Retype each record below word for word. Leave the pictures out.

Data for processing —
%%
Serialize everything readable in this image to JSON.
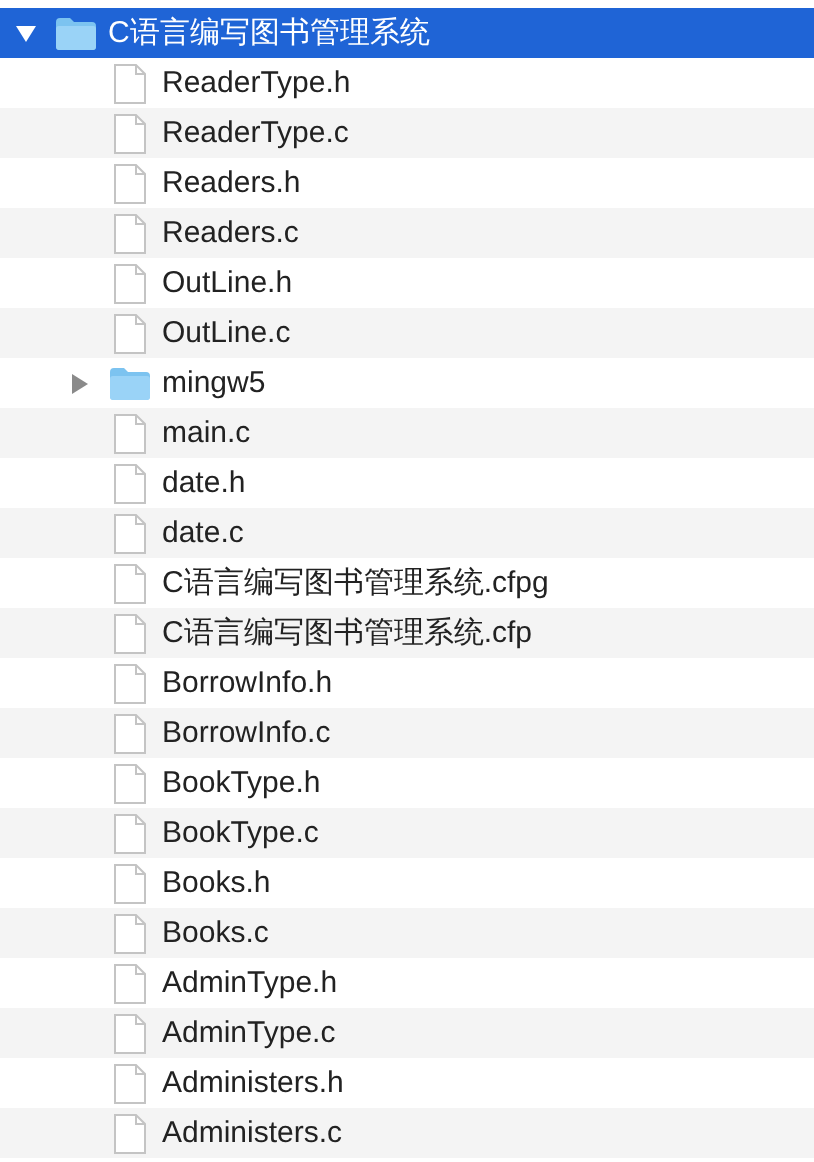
{
  "tree": [
    {
      "name": "C语言编写图书管理系统",
      "kind": "folder",
      "expanded": true,
      "selected": true,
      "children": [
        {
          "name": "ReaderType.h",
          "kind": "file",
          "selected": false
        },
        {
          "name": "ReaderType.c",
          "kind": "file",
          "selected": false
        },
        {
          "name": "Readers.h",
          "kind": "file",
          "selected": false
        },
        {
          "name": "Readers.c",
          "kind": "file",
          "selected": false
        },
        {
          "name": "OutLine.h",
          "kind": "file",
          "selected": false
        },
        {
          "name": "OutLine.c",
          "kind": "file",
          "selected": false
        },
        {
          "name": "mingw5",
          "kind": "folder",
          "expanded": false,
          "selected": false
        },
        {
          "name": "main.c",
          "kind": "file",
          "selected": false
        },
        {
          "name": "date.h",
          "kind": "file",
          "selected": false
        },
        {
          "name": "date.c",
          "kind": "file",
          "selected": false
        },
        {
          "name": "C语言编写图书管理系统.cfpg",
          "kind": "file",
          "selected": false
        },
        {
          "name": "C语言编写图书管理系统.cfp",
          "kind": "file",
          "selected": false
        },
        {
          "name": "BorrowInfo.h",
          "kind": "file",
          "selected": false
        },
        {
          "name": "BorrowInfo.c",
          "kind": "file",
          "selected": false
        },
        {
          "name": "BookType.h",
          "kind": "file",
          "selected": false
        },
        {
          "name": "BookType.c",
          "kind": "file",
          "selected": false
        },
        {
          "name": "Books.h",
          "kind": "file",
          "selected": false
        },
        {
          "name": "Books.c",
          "kind": "file",
          "selected": false
        },
        {
          "name": "AdminType.h",
          "kind": "file",
          "selected": false
        },
        {
          "name": "AdminType.c",
          "kind": "file",
          "selected": false
        },
        {
          "name": "Administers.h",
          "kind": "file",
          "selected": false
        },
        {
          "name": "Administers.c",
          "kind": "file",
          "selected": false
        }
      ]
    }
  ]
}
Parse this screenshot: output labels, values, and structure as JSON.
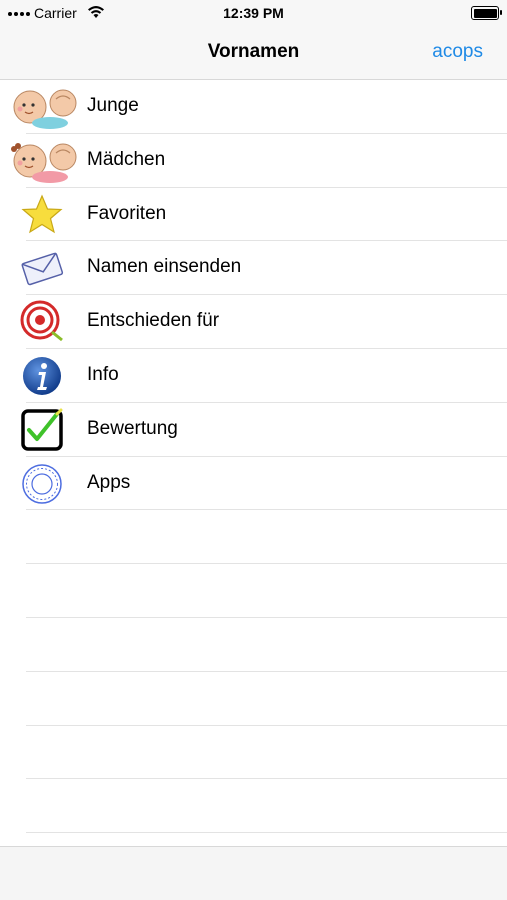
{
  "status_bar": {
    "carrier": "Carrier",
    "time": "12:39 PM"
  },
  "nav": {
    "title": "Vornamen",
    "right_button": "acops"
  },
  "menu": {
    "items": [
      {
        "label": "Junge",
        "icon": "baby-boy-icon"
      },
      {
        "label": "Mädchen",
        "icon": "baby-girl-icon"
      },
      {
        "label": "Favoriten",
        "icon": "star-icon"
      },
      {
        "label": "Namen einsenden",
        "icon": "envelope-icon"
      },
      {
        "label": "Entschieden für",
        "icon": "target-icon"
      },
      {
        "label": "Info",
        "icon": "info-icon"
      },
      {
        "label": "Bewertung",
        "icon": "checkbox-icon"
      },
      {
        "label": "Apps",
        "icon": "acops-stamp-icon"
      }
    ]
  },
  "colors": {
    "accent": "#1f8ae6",
    "separator": "#e3e3e3",
    "bar_background": "#f7f7f7"
  }
}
%%
Result of the exercise —
Serialize everything readable in this image to JSON.
{
  "tree": [
    {
      "name": "C语言编写图书管理系统",
      "kind": "folder",
      "expanded": true,
      "selected": true,
      "children": [
        {
          "name": "ReaderType.h",
          "kind": "file",
          "selected": false
        },
        {
          "name": "ReaderType.c",
          "kind": "file",
          "selected": false
        },
        {
          "name": "Readers.h",
          "kind": "file",
          "selected": false
        },
        {
          "name": "Readers.c",
          "kind": "file",
          "selected": false
        },
        {
          "name": "OutLine.h",
          "kind": "file",
          "selected": false
        },
        {
          "name": "OutLine.c",
          "kind": "file",
          "selected": false
        },
        {
          "name": "mingw5",
          "kind": "folder",
          "expanded": false,
          "selected": false
        },
        {
          "name": "main.c",
          "kind": "file",
          "selected": false
        },
        {
          "name": "date.h",
          "kind": "file",
          "selected": false
        },
        {
          "name": "date.c",
          "kind": "file",
          "selected": false
        },
        {
          "name": "C语言编写图书管理系统.cfpg",
          "kind": "file",
          "selected": false
        },
        {
          "name": "C语言编写图书管理系统.cfp",
          "kind": "file",
          "selected": false
        },
        {
          "name": "BorrowInfo.h",
          "kind": "file",
          "selected": false
        },
        {
          "name": "BorrowInfo.c",
          "kind": "file",
          "selected": false
        },
        {
          "name": "BookType.h",
          "kind": "file",
          "selected": false
        },
        {
          "name": "BookType.c",
          "kind": "file",
          "selected": false
        },
        {
          "name": "Books.h",
          "kind": "file",
          "selected": false
        },
        {
          "name": "Books.c",
          "kind": "file",
          "selected": false
        },
        {
          "name": "AdminType.h",
          "kind": "file",
          "selected": false
        },
        {
          "name": "AdminType.c",
          "kind": "file",
          "selected": false
        },
        {
          "name": "Administers.h",
          "kind": "file",
          "selected": false
        },
        {
          "name": "Administers.c",
          "kind": "file",
          "selected": false
        }
      ]
    }
  ]
}
Parse this screenshot: output labels, values, and structure as JSON.
{
  "status_bar": {
    "carrier": "Carrier",
    "time": "12:39 PM"
  },
  "nav": {
    "title": "Vornamen",
    "right_button": "acops"
  },
  "menu": {
    "items": [
      {
        "label": "Junge",
        "icon": "baby-boy-icon"
      },
      {
        "label": "Mädchen",
        "icon": "baby-girl-icon"
      },
      {
        "label": "Favoriten",
        "icon": "star-icon"
      },
      {
        "label": "Namen einsenden",
        "icon": "envelope-icon"
      },
      {
        "label": "Entschieden für",
        "icon": "target-icon"
      },
      {
        "label": "Info",
        "icon": "info-icon"
      },
      {
        "label": "Bewertung",
        "icon": "checkbox-icon"
      },
      {
        "label": "Apps",
        "icon": "acops-stamp-icon"
      }
    ]
  },
  "colors": {
    "accent": "#1f8ae6",
    "separator": "#e3e3e3",
    "bar_background": "#f7f7f7"
  }
}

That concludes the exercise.